For the entries below, how many lines include the word "this"? Give the figure and nothing more.

==== Input records ====

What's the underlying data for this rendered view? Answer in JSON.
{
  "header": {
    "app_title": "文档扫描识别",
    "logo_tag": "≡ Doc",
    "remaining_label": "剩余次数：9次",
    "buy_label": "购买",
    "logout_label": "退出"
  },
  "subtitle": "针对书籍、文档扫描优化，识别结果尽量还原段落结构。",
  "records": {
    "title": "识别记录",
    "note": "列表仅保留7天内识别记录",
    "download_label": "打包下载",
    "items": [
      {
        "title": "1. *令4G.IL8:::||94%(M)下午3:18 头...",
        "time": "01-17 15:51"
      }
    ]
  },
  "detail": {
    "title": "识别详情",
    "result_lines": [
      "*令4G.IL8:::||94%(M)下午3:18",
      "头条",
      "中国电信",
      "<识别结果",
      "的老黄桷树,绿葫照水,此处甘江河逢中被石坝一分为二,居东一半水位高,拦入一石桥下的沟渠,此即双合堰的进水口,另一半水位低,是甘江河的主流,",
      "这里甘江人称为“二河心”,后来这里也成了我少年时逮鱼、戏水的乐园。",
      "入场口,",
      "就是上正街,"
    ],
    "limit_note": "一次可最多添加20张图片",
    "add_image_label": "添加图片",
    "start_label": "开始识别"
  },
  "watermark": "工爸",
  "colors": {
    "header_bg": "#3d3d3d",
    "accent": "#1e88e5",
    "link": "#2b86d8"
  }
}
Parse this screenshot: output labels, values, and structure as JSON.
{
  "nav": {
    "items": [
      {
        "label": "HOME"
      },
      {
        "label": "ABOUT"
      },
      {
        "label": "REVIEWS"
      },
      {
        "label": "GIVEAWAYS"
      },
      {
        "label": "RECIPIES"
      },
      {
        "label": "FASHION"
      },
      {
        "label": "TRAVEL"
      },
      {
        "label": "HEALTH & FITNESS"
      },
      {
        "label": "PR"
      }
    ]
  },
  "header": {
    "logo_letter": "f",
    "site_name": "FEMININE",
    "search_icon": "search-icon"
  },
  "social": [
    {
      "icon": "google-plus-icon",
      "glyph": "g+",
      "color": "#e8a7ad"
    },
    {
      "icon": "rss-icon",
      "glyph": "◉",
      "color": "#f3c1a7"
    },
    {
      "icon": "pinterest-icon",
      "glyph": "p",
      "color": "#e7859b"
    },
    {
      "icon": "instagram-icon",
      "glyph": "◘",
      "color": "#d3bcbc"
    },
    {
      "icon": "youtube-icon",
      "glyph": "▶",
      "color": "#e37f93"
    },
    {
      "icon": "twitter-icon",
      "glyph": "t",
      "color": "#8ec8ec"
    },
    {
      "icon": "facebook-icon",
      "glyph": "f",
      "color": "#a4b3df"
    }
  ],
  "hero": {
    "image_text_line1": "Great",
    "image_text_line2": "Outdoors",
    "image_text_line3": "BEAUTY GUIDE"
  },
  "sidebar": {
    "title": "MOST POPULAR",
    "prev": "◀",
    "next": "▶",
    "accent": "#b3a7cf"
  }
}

====

*In response*:
2